Collect the lines of the entries where "Direct" shows up.

(Stored data)
■ ■ ■ ■ ■
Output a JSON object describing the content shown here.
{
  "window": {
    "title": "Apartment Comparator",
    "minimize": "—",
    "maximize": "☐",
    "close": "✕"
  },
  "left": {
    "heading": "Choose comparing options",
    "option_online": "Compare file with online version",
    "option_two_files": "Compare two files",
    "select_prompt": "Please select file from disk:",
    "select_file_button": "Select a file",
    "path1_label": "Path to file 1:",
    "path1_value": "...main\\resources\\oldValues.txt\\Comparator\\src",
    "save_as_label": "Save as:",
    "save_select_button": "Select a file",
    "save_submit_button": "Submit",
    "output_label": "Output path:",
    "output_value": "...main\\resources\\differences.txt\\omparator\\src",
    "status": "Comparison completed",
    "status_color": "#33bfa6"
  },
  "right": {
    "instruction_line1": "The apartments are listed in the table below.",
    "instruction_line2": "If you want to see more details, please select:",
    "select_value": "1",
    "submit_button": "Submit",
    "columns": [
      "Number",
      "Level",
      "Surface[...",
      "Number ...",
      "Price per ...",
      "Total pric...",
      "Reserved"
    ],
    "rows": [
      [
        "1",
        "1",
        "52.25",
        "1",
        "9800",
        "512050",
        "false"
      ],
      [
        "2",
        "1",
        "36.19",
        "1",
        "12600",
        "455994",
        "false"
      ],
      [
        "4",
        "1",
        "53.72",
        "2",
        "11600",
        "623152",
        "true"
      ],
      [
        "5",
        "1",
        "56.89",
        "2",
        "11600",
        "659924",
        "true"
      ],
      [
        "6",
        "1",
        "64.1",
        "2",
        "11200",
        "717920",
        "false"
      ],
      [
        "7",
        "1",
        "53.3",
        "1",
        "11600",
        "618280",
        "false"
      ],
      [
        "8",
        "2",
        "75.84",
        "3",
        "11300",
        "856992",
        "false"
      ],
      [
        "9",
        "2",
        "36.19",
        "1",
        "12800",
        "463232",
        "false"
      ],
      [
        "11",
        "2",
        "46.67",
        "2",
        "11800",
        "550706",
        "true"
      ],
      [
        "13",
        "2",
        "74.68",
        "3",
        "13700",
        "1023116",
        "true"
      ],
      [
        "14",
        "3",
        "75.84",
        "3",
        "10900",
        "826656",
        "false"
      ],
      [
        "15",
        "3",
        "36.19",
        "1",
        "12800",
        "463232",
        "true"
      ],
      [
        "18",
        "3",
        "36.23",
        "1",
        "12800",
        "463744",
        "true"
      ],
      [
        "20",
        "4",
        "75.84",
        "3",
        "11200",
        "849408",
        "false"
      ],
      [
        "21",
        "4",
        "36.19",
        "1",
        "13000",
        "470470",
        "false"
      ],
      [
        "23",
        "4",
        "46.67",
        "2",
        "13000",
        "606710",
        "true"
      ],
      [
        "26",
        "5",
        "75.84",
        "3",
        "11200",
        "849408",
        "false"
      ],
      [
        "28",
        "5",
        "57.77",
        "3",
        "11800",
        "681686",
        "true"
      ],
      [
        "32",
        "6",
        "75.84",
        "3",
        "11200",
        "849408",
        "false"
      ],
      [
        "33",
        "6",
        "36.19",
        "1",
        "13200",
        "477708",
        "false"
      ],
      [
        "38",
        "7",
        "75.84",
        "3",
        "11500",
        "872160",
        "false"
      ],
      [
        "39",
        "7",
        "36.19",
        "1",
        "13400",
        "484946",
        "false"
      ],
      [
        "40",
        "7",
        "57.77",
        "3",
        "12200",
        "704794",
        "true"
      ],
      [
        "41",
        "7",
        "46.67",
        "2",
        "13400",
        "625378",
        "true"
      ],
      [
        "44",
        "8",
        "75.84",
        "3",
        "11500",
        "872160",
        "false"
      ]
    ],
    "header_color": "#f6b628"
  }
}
■ ■ ■ ■ ■
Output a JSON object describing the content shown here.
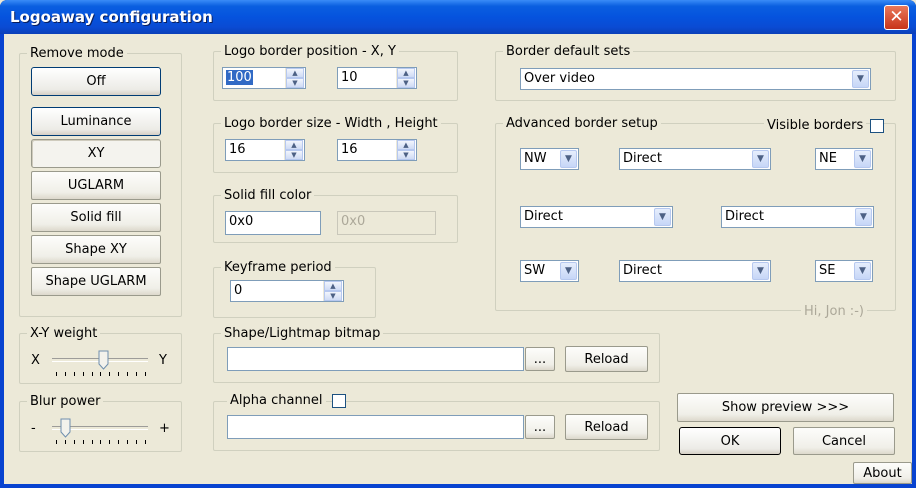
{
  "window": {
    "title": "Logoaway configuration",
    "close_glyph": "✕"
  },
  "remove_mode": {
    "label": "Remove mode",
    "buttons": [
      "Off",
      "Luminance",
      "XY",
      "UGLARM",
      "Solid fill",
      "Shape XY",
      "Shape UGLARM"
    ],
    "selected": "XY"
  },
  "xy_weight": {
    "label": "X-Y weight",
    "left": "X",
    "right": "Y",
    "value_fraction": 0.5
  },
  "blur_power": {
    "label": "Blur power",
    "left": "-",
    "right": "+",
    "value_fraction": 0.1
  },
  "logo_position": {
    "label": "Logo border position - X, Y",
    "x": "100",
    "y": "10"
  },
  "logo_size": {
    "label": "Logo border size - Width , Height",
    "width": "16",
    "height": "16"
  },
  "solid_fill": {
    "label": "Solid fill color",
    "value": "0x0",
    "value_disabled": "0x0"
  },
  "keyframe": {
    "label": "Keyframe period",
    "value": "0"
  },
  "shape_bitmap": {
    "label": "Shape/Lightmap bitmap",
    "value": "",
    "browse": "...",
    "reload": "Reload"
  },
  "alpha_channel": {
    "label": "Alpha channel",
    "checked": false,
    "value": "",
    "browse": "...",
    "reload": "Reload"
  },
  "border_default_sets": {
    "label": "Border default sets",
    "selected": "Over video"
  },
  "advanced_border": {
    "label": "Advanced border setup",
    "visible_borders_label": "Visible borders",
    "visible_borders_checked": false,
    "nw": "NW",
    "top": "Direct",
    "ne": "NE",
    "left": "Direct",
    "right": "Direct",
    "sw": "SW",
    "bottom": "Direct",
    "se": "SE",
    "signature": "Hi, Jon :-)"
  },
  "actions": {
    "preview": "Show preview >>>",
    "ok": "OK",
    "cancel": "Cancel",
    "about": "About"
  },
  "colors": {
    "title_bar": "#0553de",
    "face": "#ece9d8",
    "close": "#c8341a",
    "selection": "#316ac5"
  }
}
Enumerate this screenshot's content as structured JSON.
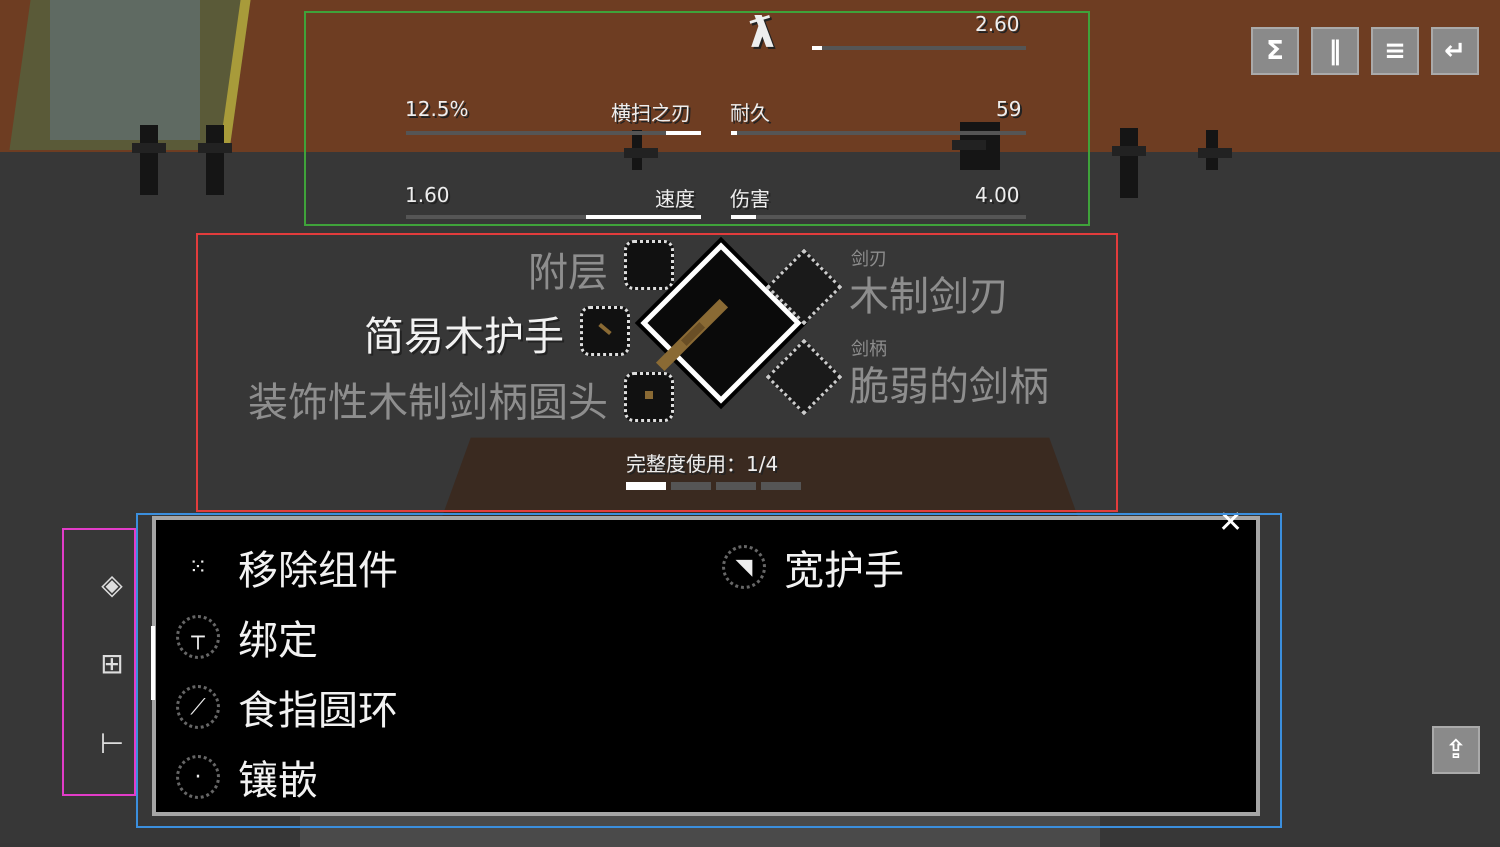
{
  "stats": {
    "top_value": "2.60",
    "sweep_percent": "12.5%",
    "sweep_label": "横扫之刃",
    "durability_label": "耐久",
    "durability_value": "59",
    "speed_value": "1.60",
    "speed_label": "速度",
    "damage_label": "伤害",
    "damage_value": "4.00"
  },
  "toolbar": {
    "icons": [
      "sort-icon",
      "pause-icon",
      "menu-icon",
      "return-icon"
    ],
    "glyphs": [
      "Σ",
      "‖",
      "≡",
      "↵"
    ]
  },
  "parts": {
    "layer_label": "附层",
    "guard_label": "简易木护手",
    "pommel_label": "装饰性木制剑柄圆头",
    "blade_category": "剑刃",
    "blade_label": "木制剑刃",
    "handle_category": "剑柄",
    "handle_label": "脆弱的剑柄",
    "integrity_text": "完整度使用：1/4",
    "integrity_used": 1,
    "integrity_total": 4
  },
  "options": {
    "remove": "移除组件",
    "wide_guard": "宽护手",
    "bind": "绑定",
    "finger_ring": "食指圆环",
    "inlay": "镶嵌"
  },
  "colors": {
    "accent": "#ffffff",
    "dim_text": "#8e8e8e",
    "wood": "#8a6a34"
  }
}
■ ■ ■ ■ ■
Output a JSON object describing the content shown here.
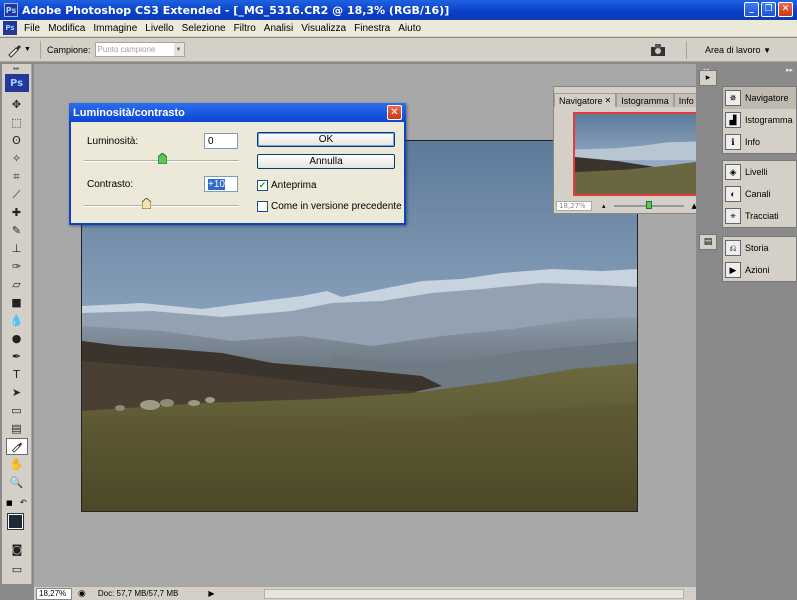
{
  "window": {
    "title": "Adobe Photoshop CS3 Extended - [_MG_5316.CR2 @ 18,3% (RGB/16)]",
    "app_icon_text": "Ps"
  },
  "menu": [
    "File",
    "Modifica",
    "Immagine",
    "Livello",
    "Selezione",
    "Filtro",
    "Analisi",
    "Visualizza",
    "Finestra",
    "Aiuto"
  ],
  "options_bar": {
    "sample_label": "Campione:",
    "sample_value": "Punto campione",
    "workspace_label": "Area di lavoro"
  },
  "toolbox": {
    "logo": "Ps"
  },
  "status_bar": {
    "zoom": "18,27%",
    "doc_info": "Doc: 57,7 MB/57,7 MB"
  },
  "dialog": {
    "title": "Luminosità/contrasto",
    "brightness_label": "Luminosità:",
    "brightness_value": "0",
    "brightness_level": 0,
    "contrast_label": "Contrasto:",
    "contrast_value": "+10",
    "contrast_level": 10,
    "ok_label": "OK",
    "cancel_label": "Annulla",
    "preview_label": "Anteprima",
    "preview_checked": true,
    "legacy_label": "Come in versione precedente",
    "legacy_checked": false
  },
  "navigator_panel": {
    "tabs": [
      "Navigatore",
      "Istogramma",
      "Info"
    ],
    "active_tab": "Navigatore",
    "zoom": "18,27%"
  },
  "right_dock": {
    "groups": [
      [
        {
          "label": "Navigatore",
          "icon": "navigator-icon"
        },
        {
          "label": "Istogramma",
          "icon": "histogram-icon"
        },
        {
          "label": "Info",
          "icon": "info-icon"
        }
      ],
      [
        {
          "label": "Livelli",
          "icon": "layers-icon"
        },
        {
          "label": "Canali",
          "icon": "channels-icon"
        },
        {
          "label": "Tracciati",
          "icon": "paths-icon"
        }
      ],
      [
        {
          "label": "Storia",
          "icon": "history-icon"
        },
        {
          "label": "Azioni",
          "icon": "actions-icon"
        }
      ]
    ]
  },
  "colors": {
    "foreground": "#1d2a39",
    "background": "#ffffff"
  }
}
■ ■ ■ ■ ■
* **EXPECTED ANSWER**
    "top": "Direct",
    "left": "Direct",
    "right": "Direct",
    "bottom": "Direct",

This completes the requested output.